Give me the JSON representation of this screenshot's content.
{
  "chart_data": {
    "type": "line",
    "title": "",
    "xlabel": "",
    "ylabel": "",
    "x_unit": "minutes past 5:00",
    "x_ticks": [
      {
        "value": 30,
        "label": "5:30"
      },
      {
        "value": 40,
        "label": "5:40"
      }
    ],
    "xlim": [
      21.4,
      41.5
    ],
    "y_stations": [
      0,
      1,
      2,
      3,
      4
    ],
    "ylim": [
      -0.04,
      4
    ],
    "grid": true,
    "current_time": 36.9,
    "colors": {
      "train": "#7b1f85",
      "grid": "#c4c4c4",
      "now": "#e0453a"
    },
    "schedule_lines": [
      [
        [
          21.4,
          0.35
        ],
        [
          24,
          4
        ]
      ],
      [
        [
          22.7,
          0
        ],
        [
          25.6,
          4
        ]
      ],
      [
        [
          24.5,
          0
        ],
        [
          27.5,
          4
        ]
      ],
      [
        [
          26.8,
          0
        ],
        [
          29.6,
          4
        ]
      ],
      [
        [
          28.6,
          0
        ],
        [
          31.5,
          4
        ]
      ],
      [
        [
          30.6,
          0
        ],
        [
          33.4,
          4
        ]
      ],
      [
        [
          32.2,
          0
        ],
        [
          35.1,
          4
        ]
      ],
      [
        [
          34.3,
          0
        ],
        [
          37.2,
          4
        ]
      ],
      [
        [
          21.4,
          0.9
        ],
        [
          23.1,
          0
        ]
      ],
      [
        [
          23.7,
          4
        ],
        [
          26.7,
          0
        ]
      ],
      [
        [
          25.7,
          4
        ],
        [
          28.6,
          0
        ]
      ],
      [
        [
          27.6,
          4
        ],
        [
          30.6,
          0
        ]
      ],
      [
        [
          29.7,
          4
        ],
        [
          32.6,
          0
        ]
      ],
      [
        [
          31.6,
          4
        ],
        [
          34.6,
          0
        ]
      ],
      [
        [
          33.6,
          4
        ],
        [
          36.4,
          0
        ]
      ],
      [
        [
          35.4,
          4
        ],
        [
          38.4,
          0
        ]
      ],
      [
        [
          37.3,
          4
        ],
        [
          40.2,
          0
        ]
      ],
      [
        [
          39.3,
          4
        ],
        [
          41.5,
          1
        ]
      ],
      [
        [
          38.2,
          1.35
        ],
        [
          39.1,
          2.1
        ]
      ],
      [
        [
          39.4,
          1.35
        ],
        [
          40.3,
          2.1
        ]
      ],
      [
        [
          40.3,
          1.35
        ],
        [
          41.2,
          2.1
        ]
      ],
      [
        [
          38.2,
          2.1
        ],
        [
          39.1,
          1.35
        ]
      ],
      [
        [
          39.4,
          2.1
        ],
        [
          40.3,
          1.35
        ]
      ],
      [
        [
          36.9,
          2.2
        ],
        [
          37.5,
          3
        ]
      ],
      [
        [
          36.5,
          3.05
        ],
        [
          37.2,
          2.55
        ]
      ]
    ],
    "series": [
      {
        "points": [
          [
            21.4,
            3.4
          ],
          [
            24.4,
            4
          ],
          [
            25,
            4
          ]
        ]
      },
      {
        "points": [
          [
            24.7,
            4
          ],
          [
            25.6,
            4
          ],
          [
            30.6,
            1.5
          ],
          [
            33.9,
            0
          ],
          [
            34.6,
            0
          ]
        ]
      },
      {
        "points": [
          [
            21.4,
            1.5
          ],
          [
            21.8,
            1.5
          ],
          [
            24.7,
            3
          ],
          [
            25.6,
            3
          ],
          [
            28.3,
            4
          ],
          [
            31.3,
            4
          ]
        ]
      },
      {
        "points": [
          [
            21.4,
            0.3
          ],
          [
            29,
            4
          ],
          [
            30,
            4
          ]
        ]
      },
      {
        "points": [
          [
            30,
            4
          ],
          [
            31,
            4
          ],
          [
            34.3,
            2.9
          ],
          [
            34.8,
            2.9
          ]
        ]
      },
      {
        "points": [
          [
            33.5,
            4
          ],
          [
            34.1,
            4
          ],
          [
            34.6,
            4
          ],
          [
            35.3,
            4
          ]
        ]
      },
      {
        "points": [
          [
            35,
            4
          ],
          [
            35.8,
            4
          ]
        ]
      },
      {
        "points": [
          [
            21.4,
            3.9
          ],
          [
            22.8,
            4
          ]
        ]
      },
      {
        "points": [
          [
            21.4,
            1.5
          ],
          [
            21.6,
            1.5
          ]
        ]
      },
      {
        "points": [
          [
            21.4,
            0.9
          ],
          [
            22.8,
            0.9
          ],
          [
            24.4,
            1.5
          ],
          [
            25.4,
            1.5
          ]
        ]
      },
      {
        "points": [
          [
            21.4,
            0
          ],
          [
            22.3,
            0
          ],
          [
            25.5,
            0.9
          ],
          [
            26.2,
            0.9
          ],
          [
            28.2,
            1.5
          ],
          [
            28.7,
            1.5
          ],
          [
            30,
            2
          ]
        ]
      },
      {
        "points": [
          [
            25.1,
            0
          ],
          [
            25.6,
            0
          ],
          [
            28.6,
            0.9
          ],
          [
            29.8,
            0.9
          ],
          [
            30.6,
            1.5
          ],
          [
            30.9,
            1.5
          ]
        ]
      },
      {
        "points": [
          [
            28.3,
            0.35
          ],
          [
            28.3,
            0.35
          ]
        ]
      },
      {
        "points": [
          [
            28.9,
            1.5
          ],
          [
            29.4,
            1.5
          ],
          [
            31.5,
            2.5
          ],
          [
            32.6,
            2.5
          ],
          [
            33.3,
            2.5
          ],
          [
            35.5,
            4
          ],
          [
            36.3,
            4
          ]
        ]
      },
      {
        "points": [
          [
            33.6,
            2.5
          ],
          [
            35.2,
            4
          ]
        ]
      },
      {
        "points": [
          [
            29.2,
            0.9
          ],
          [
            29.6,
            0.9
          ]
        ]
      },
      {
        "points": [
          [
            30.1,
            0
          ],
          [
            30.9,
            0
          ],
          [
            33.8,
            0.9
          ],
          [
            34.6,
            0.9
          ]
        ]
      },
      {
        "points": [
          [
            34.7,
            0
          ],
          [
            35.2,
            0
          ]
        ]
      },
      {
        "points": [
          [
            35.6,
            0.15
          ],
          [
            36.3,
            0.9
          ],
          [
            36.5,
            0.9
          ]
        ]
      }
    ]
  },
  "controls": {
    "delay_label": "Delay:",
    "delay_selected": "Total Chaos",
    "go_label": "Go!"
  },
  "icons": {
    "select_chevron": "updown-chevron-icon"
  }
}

━━━

## STATED PROBLEM
Transcribe all lines as written.

## RESPONSE TO THIS EXERCISE
Give me the JSON representation of this screenshot's content.
{
  "chart_data": {
    "type": "line",
    "title": "",
    "xlabel": "",
    "ylabel": "",
    "x_unit": "minutes past 5:00",
    "x_ticks": [
      {
        "value": 30,
        "label": "5:30"
      },
      {
        "value": 40,
        "label": "5:40"
      }
    ],
    "xlim": [
      21.4,
      41.5
    ],
    "y_stations": [
      0,
      1,
      2,
      3,
      4
    ],
    "ylim": [
      -0.04,
      4
    ],
    "grid": true,
    "current_time": 36.9,
    "colors": {
      "train": "#7b1f85",
      "grid": "#c4c4c4",
      "now": "#e0453a"
    },
    "schedule_lines": [
      [
        [
          21.4,
          0.35
        ],
        [
          24,
          4
        ]
      ],
      [
        [
          22.7,
          0
        ],
        [
          25.6,
          4
        ]
      ],
      [
        [
          24.5,
          0
        ],
        [
          27.5,
          4
        ]
      ],
      [
        [
          26.8,
          0
        ],
        [
          29.6,
          4
        ]
      ],
      [
        [
          28.6,
          0
        ],
        [
          31.5,
          4
        ]
      ],
      [
        [
          30.6,
          0
        ],
        [
          33.4,
          4
        ]
      ],
      [
        [
          32.2,
          0
        ],
        [
          35.1,
          4
        ]
      ],
      [
        [
          34.3,
          0
        ],
        [
          37.2,
          4
        ]
      ],
      [
        [
          21.4,
          0.9
        ],
        [
          23.1,
          0
        ]
      ],
      [
        [
          23.7,
          4
        ],
        [
          26.7,
          0
        ]
      ],
      [
        [
          25.7,
          4
        ],
        [
          28.6,
          0
        ]
      ],
      [
        [
          27.6,
          4
        ],
        [
          30.6,
          0
        ]
      ],
      [
        [
          29.7,
          4
        ],
        [
          32.6,
          0
        ]
      ],
      [
        [
          31.6,
          4
        ],
        [
          34.6,
          0
        ]
      ],
      [
        [
          33.6,
          4
        ],
        [
          36.4,
          0
        ]
      ],
      [
        [
          35.4,
          4
        ],
        [
          38.4,
          0
        ]
      ],
      [
        [
          37.3,
          4
        ],
        [
          40.2,
          0
        ]
      ],
      [
        [
          39.3,
          4
        ],
        [
          41.5,
          1
        ]
      ],
      [
        [
          38.2,
          1.35
        ],
        [
          39.1,
          2.1
        ]
      ],
      [
        [
          39.4,
          1.35
        ],
        [
          40.3,
          2.1
        ]
      ],
      [
        [
          40.3,
          1.35
        ],
        [
          41.2,
          2.1
        ]
      ],
      [
        [
          38.2,
          2.1
        ],
        [
          39.1,
          1.35
        ]
      ],
      [
        [
          39.4,
          2.1
        ],
        [
          40.3,
          1.35
        ]
      ],
      [
        [
          36.9,
          2.2
        ],
        [
          37.5,
          3
        ]
      ],
      [
        [
          36.5,
          3.05
        ],
        [
          37.2,
          2.55
        ]
      ]
    ],
    "series": [
      {
        "points": [
          [
            21.4,
            3.4
          ],
          [
            24.4,
            4
          ],
          [
            25,
            4
          ]
        ]
      },
      {
        "points": [
          [
            24.7,
            4
          ],
          [
            25.6,
            4
          ],
          [
            30.6,
            1.5
          ],
          [
            33.9,
            0
          ],
          [
            34.6,
            0
          ]
        ]
      },
      {
        "points": [
          [
            21.4,
            1.5
          ],
          [
            21.8,
            1.5
          ],
          [
            24.7,
            3
          ],
          [
            25.6,
            3
          ],
          [
            28.3,
            4
          ],
          [
            31.3,
            4
          ]
        ]
      },
      {
        "points": [
          [
            21.4,
            0.3
          ],
          [
            29,
            4
          ],
          [
            30,
            4
          ]
        ]
      },
      {
        "points": [
          [
            30,
            4
          ],
          [
            31,
            4
          ],
          [
            34.3,
            2.9
          ],
          [
            34.8,
            2.9
          ]
        ]
      },
      {
        "points": [
          [
            33.5,
            4
          ],
          [
            34.1,
            4
          ],
          [
            34.6,
            4
          ],
          [
            35.3,
            4
          ]
        ]
      },
      {
        "points": [
          [
            35,
            4
          ],
          [
            35.8,
            4
          ]
        ]
      },
      {
        "points": [
          [
            21.4,
            3.9
          ],
          [
            22.8,
            4
          ]
        ]
      },
      {
        "points": [
          [
            21.4,
            1.5
          ],
          [
            21.6,
            1.5
          ]
        ]
      },
      {
        "points": [
          [
            21.4,
            0.9
          ],
          [
            22.8,
            0.9
          ],
          [
            24.4,
            1.5
          ],
          [
            25.4,
            1.5
          ]
        ]
      },
      {
        "points": [
          [
            21.4,
            0
          ],
          [
            22.3,
            0
          ],
          [
            25.5,
            0.9
          ],
          [
            26.2,
            0.9
          ],
          [
            28.2,
            1.5
          ],
          [
            28.7,
            1.5
          ],
          [
            30,
            2
          ]
        ]
      },
      {
        "points": [
          [
            25.1,
            0
          ],
          [
            25.6,
            0
          ],
          [
            28.6,
            0.9
          ],
          [
            29.8,
            0.9
          ],
          [
            30.6,
            1.5
          ],
          [
            30.9,
            1.5
          ]
        ]
      },
      {
        "points": [
          [
            28.3,
            0.35
          ],
          [
            28.3,
            0.35
          ]
        ]
      },
      {
        "points": [
          [
            28.9,
            1.5
          ],
          [
            29.4,
            1.5
          ],
          [
            31.5,
            2.5
          ],
          [
            32.6,
            2.5
          ],
          [
            33.3,
            2.5
          ],
          [
            35.5,
            4
          ],
          [
            36.3,
            4
          ]
        ]
      },
      {
        "points": [
          [
            33.6,
            2.5
          ],
          [
            35.2,
            4
          ]
        ]
      },
      {
        "points": [
          [
            29.2,
            0.9
          ],
          [
            29.6,
            0.9
          ]
        ]
      },
      {
        "points": [
          [
            30.1,
            0
          ],
          [
            30.9,
            0
          ],
          [
            33.8,
            0.9
          ],
          [
            34.6,
            0.9
          ]
        ]
      },
      {
        "points": [
          [
            34.7,
            0
          ],
          [
            35.2,
            0
          ]
        ]
      },
      {
        "points": [
          [
            35.6,
            0.15
          ],
          [
            36.3,
            0.9
          ],
          [
            36.5,
            0.9
          ]
        ]
      }
    ]
  },
  "controls": {
    "delay_label": "Delay:",
    "delay_selected": "Total Chaos",
    "go_label": "Go!"
  },
  "icons": {
    "select_chevron": "updown-chevron-icon"
  }
}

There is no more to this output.